SHORT EXERCISE: Without skipping anything, write out each record below exactly.

** start DATA SUPPLIED **

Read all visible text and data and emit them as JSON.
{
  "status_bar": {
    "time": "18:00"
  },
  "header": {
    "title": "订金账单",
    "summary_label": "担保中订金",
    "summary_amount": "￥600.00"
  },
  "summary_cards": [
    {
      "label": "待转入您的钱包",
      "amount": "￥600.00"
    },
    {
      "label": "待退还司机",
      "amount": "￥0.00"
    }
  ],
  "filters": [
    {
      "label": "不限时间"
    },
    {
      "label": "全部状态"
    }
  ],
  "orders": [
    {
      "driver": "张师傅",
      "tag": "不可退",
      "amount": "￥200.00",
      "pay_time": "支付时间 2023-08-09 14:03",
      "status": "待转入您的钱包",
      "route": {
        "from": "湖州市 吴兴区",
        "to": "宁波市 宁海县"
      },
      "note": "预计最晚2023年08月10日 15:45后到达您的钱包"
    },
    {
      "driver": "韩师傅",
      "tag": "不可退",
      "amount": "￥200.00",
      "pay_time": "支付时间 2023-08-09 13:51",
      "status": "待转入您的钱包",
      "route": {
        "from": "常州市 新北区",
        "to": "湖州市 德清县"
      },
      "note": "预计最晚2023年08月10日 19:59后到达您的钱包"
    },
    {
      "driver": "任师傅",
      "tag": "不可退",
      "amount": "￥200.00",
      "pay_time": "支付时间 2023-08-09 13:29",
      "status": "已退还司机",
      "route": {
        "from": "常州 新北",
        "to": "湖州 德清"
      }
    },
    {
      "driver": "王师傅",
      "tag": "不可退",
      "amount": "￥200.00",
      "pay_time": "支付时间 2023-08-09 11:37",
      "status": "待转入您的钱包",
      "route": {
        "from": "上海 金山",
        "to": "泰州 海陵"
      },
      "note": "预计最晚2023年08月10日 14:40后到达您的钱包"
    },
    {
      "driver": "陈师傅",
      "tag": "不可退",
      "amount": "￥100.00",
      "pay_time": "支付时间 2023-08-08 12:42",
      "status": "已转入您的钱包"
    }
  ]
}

** end DATA SUPPLIED **

FULL OUTPUT:
Read all visible text and data and emit them as JSON.
{
  "status_bar": {
    "time": "18:00"
  },
  "header": {
    "title": "订金账单",
    "summary_label": "担保中订金",
    "summary_amount": "￥600.00"
  },
  "summary_cards": [
    {
      "label": "待转入您的钱包",
      "amount": "￥600.00"
    },
    {
      "label": "待退还司机",
      "amount": "￥0.00"
    }
  ],
  "filters": [
    {
      "label": "不限时间"
    },
    {
      "label": "全部状态"
    }
  ],
  "orders": [
    {
      "driver": "张师傅",
      "tag": "不可退",
      "amount": "￥200.00",
      "pay_time": "支付时间 2023-08-09 14:03",
      "status": "待转入您的钱包",
      "route": {
        "from": "湖州市 吴兴区",
        "to": "宁波市 宁海县"
      },
      "note": "预计最晚2023年08月10日 15:45后到达您的钱包"
    },
    {
      "driver": "韩师傅",
      "tag": "不可退",
      "amount": "￥200.00",
      "pay_time": "支付时间 2023-08-09 13:51",
      "status": "待转入您的钱包",
      "route": {
        "from": "常州市 新北区",
        "to": "湖州市 德清县"
      },
      "note": "预计最晚2023年08月10日 19:59后到达您的钱包"
    },
    {
      "driver": "任师傅",
      "tag": "不可退",
      "amount": "￥200.00",
      "pay_time": "支付时间 2023-08-09 13:29",
      "status": "已退还司机",
      "route": {
        "from": "常州 新北",
        "to": "湖州 德清"
      }
    },
    {
      "driver": "王师傅",
      "tag": "不可退",
      "amount": "￥200.00",
      "pay_time": "支付时间 2023-08-09 11:37",
      "status": "待转入您的钱包",
      "route": {
        "from": "上海 金山",
        "to": "泰州 海陵"
      },
      "note": "预计最晚2023年08月10日 14:40后到达您的钱包"
    },
    {
      "driver": "陈师傅",
      "tag": "不可退",
      "amount": "￥100.00",
      "pay_time": "支付时间 2023-08-08 12:42",
      "status": "已转入您的钱包"
    }
  ]
}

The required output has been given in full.